*** EXTRACTED DATA

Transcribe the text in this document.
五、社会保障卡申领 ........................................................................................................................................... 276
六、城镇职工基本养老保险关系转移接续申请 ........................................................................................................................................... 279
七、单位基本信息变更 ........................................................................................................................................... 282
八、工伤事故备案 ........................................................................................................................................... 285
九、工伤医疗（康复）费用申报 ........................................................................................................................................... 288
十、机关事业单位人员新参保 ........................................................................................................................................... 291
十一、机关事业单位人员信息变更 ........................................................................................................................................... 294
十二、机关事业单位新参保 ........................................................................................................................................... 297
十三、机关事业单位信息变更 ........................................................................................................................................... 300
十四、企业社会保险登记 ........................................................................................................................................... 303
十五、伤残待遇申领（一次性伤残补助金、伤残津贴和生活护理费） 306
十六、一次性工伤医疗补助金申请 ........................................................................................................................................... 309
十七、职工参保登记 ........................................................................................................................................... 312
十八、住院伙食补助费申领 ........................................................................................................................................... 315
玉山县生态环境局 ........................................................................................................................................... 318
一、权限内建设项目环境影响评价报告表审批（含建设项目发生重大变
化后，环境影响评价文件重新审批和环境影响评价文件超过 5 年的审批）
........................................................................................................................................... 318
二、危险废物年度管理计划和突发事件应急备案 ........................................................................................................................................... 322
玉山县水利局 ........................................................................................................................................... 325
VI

******

WORK TO COMPLETE:
Reproduce the records above exactly.

COMPLETED TASK:
Transcribe the text in this document.
五、社会保障卡申领 ........................................................................................................................................... 276
六、城镇职工基本养老保险关系转移接续申请 ........................................................................................................................................... 279
七、单位基本信息变更 ........................................................................................................................................... 282
八、工伤事故备案 ........................................................................................................................................... 285
九、工伤医疗（康复）费用申报 ........................................................................................................................................... 288
十、机关事业单位人员新参保 ........................................................................................................................................... 291
十一、机关事业单位人员信息变更 ........................................................................................................................................... 294
十二、机关事业单位新参保 ........................................................................................................................................... 297
十三、机关事业单位信息变更 ........................................................................................................................................... 300
十四、企业社会保险登记 ........................................................................................................................................... 303
十五、伤残待遇申领（一次性伤残补助金、伤残津贴和生活护理费） 306
十六、一次性工伤医疗补助金申请 ........................................................................................................................................... 309
十七、职工参保登记 ........................................................................................................................................... 312
十八、住院伙食补助费申领 ........................................................................................................................................... 315
玉山县生态环境局 ........................................................................................................................................... 318
一、权限内建设项目环境影响评价报告表审批（含建设项目发生重大变
化后，环境影响评价文件重新审批和环境影响评价文件超过 5 年的审批）
........................................................................................................................................... 318
二、危险废物年度管理计划和突发事件应急备案 ........................................................................................................................................... 322
玉山县水利局 ........................................................................................................................................... 325
VI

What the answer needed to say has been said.